The problem:
Scan the data for "structured" and copy the lines it appears in.

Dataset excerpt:
○ ○ ○ ○ ○ ○ ○
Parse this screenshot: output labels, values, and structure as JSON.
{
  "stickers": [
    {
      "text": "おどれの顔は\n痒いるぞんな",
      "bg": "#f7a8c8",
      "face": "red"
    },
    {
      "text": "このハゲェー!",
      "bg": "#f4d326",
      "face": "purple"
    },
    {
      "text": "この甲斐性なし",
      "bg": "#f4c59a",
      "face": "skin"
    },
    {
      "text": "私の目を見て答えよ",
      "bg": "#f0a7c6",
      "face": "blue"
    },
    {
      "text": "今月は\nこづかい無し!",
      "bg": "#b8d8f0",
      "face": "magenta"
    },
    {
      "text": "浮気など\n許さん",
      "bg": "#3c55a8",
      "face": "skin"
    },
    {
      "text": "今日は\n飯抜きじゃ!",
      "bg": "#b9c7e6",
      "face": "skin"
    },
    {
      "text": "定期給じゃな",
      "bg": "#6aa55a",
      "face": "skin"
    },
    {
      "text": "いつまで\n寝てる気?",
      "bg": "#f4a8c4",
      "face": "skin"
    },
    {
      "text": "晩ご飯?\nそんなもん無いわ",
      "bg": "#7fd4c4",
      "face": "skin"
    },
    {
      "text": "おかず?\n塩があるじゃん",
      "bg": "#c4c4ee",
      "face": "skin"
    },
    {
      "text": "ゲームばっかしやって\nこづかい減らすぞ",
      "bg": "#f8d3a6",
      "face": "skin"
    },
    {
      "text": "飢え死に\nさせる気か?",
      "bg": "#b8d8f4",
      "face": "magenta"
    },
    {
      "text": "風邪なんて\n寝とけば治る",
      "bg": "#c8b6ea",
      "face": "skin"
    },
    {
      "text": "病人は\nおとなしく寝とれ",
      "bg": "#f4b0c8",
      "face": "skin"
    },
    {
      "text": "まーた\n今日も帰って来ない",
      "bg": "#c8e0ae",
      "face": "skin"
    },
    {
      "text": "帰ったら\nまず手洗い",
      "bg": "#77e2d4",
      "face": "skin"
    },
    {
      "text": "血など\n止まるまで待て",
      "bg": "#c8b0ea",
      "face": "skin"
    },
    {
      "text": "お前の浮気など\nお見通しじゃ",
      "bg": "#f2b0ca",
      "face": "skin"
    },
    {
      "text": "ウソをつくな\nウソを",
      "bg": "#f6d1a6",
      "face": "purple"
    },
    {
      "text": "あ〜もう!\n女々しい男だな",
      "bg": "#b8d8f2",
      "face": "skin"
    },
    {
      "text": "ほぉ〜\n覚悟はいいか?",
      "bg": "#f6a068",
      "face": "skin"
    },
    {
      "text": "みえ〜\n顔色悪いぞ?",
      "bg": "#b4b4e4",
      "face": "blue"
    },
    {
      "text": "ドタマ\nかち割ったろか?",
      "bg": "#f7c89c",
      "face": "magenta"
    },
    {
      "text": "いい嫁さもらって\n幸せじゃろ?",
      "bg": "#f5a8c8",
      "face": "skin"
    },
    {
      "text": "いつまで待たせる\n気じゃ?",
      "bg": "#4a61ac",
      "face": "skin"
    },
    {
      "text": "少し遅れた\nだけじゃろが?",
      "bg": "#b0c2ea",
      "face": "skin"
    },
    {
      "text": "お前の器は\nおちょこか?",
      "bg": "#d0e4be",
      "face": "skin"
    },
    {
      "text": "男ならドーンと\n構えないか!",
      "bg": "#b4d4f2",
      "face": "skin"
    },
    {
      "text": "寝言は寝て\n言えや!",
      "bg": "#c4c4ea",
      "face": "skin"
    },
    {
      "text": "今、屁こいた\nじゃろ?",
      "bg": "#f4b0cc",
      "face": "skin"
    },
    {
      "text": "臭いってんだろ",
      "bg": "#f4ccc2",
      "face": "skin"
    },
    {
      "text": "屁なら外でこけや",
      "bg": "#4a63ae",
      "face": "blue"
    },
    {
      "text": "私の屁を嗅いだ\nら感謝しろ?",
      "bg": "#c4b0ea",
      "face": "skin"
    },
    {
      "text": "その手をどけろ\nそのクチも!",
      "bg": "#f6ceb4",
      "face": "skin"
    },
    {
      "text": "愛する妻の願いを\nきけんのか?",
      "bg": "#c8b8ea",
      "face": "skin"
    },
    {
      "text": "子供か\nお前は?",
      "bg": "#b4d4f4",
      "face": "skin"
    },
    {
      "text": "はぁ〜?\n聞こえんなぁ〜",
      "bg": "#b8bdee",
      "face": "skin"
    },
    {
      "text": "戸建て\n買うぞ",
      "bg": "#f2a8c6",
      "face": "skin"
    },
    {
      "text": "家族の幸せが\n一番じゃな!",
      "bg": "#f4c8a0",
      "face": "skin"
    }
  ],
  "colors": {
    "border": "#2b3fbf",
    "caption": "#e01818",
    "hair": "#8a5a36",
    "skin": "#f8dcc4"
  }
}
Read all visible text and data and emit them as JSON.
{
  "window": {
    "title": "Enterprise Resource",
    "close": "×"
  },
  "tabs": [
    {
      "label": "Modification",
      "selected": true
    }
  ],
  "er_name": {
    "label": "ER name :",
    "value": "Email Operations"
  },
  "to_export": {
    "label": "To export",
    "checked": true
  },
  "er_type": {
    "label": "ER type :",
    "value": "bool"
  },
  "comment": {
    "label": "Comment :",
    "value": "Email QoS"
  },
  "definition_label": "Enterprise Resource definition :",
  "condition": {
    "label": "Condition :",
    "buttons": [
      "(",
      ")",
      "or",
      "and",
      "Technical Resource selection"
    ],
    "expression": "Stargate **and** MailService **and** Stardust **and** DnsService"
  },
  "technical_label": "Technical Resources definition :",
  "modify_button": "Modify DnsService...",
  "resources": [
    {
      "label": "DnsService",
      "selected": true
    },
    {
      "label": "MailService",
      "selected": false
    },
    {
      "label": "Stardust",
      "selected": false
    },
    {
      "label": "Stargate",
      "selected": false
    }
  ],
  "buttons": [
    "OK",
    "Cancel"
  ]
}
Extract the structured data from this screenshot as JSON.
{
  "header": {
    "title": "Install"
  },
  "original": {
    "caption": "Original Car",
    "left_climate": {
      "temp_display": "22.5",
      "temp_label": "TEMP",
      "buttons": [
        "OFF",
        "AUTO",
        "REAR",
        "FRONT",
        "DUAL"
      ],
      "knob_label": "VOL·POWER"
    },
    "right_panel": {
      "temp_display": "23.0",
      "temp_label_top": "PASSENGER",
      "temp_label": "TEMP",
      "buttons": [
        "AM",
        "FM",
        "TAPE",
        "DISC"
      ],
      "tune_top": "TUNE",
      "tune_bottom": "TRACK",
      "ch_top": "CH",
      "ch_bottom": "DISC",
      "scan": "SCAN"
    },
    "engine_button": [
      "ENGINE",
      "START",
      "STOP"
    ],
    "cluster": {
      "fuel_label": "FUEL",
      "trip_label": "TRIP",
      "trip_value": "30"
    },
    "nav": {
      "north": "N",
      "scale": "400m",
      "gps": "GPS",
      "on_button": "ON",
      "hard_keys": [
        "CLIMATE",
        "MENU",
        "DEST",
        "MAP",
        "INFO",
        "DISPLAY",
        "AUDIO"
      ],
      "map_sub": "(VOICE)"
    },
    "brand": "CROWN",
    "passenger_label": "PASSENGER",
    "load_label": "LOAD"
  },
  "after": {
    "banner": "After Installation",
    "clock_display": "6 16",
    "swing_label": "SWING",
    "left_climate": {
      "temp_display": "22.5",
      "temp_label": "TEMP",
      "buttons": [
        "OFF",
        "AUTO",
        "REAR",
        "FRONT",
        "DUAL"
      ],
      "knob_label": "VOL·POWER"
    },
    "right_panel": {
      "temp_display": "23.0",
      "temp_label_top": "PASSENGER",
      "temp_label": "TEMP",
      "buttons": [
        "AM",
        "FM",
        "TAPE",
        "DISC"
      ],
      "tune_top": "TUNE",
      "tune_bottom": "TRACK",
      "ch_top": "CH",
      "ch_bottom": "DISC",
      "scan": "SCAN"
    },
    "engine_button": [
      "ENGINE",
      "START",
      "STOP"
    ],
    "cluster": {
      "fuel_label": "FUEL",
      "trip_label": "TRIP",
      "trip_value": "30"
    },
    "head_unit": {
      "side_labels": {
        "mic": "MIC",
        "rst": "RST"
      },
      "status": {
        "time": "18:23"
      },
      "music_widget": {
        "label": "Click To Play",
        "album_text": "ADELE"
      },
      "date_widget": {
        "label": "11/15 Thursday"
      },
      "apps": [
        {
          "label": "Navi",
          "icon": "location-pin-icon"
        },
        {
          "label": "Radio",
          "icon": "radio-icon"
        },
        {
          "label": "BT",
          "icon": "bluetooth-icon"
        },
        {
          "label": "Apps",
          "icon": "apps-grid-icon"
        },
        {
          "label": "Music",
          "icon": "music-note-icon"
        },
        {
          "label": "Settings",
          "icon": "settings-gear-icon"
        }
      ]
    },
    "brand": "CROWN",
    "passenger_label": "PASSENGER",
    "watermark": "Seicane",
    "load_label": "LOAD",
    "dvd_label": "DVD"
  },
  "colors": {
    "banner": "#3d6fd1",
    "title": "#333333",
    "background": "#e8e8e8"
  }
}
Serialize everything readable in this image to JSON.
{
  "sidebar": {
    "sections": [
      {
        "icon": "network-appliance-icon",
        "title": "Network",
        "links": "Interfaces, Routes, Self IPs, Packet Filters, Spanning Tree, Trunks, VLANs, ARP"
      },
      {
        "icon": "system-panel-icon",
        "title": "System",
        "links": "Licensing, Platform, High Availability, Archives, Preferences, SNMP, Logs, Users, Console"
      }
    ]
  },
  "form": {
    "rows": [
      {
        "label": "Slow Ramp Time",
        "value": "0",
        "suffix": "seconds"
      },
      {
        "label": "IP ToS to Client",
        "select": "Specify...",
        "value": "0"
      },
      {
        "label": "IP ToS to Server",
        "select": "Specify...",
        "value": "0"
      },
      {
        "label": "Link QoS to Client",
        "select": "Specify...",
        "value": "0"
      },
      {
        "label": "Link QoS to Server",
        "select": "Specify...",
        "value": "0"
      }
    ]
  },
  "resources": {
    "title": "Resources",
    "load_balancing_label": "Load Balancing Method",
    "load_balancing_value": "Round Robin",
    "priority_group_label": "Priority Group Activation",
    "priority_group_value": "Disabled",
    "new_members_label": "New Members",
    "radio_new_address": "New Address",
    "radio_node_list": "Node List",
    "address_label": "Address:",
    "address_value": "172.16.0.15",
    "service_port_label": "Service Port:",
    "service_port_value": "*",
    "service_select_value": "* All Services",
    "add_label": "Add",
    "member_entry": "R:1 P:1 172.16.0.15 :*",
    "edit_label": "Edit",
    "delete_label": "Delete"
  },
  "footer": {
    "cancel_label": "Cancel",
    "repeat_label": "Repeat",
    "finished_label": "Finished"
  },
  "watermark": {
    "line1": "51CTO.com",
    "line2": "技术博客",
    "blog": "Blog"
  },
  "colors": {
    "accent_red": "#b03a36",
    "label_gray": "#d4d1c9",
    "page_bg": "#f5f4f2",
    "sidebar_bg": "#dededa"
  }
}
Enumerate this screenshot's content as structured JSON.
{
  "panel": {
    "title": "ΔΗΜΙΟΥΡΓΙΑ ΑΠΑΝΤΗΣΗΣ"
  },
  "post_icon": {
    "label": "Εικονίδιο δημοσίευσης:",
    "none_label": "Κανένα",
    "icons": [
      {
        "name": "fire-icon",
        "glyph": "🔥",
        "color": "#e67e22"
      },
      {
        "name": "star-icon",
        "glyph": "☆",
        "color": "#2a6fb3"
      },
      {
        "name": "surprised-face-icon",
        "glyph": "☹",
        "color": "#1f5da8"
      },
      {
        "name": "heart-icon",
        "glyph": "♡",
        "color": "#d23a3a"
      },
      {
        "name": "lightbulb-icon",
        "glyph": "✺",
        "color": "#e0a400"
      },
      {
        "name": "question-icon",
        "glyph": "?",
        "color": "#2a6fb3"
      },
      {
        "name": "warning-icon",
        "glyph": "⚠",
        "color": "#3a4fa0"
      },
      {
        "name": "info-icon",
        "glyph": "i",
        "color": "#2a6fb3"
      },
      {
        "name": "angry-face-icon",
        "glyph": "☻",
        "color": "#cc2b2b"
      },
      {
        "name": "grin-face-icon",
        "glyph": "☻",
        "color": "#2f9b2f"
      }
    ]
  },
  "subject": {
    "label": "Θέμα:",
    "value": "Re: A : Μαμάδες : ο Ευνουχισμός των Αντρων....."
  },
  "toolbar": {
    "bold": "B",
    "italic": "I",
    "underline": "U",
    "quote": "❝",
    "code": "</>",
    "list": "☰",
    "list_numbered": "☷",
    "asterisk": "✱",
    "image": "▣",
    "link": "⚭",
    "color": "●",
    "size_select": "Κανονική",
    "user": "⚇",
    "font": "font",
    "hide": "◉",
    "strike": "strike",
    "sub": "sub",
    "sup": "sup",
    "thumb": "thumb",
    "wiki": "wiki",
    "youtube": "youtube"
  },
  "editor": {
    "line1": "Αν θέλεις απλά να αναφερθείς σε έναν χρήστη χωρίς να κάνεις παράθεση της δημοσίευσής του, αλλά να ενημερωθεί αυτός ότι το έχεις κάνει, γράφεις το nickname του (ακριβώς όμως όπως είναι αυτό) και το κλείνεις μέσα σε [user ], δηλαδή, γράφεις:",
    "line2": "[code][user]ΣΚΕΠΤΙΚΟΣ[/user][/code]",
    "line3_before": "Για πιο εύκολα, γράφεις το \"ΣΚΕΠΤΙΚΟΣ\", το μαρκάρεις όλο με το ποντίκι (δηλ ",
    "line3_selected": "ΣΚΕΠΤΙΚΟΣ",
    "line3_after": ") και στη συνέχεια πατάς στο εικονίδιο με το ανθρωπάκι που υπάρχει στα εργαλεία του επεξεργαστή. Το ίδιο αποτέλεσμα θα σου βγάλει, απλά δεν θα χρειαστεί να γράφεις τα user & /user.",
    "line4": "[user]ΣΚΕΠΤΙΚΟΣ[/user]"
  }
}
○ ○ ○ ○ ○ ○ ○
Exercise output:
Extract the structured data from this screenshot as JSON.
Enumerate this screenshot's content as structured JSON.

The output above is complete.